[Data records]
[Start]

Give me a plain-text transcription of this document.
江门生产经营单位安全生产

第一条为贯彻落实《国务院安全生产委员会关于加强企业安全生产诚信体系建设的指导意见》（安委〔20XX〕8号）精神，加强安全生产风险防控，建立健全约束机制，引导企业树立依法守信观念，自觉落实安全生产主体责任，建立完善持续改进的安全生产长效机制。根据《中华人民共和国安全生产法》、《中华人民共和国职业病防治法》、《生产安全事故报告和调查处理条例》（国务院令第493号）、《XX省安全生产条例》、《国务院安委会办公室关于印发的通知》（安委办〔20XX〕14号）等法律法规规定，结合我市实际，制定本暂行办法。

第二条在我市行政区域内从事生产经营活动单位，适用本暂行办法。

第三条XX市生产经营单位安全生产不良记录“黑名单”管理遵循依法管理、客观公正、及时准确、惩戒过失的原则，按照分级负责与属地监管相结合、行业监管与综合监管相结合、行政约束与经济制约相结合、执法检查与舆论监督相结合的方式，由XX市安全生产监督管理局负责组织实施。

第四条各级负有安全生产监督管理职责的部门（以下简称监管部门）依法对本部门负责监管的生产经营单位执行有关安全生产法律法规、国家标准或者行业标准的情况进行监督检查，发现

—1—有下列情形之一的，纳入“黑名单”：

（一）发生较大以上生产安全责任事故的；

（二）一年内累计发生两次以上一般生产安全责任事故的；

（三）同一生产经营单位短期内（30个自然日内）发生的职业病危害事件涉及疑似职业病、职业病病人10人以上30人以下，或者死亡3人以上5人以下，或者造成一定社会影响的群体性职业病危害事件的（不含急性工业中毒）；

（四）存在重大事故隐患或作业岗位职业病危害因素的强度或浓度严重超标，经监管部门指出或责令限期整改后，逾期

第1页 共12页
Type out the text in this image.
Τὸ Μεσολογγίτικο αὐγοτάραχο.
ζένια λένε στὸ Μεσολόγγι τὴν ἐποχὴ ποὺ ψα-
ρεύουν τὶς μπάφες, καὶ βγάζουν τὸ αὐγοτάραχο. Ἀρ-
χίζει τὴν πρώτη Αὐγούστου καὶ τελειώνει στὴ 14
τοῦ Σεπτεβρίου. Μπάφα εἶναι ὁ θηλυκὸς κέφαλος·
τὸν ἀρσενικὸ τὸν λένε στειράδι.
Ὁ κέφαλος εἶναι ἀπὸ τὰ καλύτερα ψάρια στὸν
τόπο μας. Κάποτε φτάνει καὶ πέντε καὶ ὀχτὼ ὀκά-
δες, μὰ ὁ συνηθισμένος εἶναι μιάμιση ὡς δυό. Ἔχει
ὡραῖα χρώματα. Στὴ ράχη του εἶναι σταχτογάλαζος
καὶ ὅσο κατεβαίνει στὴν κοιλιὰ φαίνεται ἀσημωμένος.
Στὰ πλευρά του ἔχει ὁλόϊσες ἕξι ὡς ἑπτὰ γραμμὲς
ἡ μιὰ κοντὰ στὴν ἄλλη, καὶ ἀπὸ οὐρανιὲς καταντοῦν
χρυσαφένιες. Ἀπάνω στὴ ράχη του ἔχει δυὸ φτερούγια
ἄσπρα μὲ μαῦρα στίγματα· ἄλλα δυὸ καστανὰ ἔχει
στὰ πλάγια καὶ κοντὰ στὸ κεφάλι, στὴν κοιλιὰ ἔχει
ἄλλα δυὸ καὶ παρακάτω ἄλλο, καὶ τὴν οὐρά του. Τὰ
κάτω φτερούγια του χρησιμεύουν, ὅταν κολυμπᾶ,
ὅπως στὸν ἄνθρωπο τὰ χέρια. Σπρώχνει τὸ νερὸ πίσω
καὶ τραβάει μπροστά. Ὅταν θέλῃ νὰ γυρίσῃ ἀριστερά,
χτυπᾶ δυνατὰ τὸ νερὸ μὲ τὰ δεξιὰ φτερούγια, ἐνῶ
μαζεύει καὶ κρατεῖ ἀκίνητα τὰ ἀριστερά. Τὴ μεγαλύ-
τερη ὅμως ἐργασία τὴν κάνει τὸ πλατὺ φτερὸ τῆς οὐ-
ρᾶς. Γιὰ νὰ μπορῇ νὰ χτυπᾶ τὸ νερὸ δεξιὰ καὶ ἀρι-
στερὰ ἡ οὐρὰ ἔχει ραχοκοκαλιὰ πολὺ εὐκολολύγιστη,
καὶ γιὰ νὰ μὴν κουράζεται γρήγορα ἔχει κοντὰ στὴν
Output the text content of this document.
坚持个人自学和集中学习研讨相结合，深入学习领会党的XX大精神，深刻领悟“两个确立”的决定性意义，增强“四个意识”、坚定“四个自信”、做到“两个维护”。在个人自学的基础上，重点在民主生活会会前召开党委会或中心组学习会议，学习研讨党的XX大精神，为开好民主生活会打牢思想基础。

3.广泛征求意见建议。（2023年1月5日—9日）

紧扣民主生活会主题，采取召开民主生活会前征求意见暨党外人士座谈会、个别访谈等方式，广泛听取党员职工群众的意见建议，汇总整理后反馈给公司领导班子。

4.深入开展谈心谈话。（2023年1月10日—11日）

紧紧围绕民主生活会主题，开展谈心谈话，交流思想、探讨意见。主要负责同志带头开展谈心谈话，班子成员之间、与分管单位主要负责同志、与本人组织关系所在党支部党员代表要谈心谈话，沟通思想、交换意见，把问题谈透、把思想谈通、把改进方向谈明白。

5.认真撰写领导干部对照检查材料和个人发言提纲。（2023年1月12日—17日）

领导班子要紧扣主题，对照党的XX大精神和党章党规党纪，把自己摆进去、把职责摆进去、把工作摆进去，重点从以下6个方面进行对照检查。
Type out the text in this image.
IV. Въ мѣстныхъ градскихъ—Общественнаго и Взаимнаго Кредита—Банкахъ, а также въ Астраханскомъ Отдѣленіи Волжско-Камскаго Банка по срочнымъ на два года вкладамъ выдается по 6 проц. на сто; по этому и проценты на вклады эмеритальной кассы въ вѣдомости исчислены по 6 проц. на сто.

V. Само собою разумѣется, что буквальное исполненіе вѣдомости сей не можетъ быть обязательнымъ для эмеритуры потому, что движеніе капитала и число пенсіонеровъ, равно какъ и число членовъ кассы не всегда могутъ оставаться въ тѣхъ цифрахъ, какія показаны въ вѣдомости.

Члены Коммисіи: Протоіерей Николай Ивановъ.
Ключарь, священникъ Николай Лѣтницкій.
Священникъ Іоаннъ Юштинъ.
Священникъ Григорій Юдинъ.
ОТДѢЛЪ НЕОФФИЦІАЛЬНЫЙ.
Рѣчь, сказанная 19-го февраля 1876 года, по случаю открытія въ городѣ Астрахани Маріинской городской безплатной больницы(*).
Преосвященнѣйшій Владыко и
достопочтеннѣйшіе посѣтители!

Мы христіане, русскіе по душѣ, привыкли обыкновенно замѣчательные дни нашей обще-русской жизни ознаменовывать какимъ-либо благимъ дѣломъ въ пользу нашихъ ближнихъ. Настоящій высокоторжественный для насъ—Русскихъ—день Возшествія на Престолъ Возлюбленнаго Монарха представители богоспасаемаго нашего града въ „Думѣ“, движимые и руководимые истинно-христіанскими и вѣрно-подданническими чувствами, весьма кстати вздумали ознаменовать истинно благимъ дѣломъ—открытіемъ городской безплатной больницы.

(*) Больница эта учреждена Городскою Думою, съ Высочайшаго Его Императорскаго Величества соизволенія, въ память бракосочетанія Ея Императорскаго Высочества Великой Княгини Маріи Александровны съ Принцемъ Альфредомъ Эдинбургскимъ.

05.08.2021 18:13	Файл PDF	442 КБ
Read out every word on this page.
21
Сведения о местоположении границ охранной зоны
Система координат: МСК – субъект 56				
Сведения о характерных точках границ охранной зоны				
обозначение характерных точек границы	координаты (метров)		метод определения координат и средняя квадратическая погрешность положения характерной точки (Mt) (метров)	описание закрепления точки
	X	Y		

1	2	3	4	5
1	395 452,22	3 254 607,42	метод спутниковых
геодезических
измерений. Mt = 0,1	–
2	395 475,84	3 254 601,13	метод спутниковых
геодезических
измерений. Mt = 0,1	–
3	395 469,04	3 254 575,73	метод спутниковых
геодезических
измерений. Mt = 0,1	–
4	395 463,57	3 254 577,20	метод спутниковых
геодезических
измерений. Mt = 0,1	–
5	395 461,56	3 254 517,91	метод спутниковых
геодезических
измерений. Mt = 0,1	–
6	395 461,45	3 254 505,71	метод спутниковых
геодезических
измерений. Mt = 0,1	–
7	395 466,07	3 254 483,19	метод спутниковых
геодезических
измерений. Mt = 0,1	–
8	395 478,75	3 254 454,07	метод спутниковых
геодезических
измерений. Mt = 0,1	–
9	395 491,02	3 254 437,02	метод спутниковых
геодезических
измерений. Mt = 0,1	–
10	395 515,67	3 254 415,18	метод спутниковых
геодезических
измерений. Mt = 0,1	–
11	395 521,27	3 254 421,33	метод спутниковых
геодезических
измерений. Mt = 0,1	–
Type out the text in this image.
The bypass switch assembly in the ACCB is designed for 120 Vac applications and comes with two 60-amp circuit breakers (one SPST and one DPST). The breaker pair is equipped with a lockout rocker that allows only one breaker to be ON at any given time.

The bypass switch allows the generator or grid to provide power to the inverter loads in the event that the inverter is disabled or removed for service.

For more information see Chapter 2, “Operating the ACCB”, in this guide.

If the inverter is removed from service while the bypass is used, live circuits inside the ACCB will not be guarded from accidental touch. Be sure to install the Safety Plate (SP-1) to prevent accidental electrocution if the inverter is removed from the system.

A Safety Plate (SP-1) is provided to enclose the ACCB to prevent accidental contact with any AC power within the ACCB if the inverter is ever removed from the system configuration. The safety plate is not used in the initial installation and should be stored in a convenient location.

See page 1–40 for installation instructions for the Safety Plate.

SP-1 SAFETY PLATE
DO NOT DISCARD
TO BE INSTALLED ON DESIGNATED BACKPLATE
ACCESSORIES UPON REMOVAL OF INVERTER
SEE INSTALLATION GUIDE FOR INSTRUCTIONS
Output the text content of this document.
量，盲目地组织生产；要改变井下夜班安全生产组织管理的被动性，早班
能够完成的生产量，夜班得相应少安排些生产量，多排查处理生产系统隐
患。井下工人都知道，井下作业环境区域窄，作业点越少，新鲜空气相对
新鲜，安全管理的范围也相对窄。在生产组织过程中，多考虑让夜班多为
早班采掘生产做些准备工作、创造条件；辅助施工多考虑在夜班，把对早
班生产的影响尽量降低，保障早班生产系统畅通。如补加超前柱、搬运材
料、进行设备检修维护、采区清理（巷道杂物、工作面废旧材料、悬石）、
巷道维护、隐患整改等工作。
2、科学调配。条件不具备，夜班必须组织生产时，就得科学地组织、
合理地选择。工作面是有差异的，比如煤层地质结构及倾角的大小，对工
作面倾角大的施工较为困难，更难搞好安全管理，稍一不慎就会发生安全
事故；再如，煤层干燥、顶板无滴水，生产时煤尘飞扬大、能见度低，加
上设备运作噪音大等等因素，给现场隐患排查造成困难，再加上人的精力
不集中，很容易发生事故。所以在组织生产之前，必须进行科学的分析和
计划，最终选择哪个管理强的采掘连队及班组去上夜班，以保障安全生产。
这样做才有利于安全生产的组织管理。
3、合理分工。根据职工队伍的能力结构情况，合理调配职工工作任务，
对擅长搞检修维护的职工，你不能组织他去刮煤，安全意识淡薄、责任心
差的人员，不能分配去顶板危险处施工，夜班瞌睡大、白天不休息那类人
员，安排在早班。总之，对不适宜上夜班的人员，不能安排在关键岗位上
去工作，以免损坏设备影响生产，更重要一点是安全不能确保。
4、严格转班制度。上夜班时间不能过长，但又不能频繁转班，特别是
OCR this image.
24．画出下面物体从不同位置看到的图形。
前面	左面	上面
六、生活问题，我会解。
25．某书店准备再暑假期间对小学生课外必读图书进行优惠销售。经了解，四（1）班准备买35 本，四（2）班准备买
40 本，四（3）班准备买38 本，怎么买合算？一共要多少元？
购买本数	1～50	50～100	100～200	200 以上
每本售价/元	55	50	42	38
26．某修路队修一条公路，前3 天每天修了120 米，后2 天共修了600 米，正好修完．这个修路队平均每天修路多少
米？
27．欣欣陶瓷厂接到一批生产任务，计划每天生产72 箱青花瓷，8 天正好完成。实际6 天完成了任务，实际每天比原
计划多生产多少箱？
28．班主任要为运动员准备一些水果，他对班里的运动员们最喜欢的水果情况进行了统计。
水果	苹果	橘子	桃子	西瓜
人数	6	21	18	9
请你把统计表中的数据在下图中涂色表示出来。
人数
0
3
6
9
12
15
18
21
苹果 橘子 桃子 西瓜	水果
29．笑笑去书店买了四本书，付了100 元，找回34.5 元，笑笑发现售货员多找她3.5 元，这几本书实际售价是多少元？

[End]

**Aim of the exercise**.
Consider the entries above and return each line with the string "больницы".

**Task solution**.
Рѣчь, сказанная 19-го февраля 1876 года, по случаю открытія въ городѣ Астрахани Маріинской городской безплатной больницы(*).
Мы христіане, русскіе по душѣ, привыкли обыкновенно замѣчательные дни нашей обще-русской жизни ознаменовывать какимъ-либо благимъ дѣломъ въ пользу нашихъ ближнихъ. Настоящій высокоторжественный для насъ—Русскихъ—день Возшествія на Престолъ Возлюбленнаго Монарха представители богоспасаемаго нашего града въ „Думѣ“, движимые и руководимые истинно-христіанскими и вѣрно-подданническими чувствами, весьма кстати вздумали ознаменовать истинно благимъ дѣломъ—открытіемъ городской безплатной больницы.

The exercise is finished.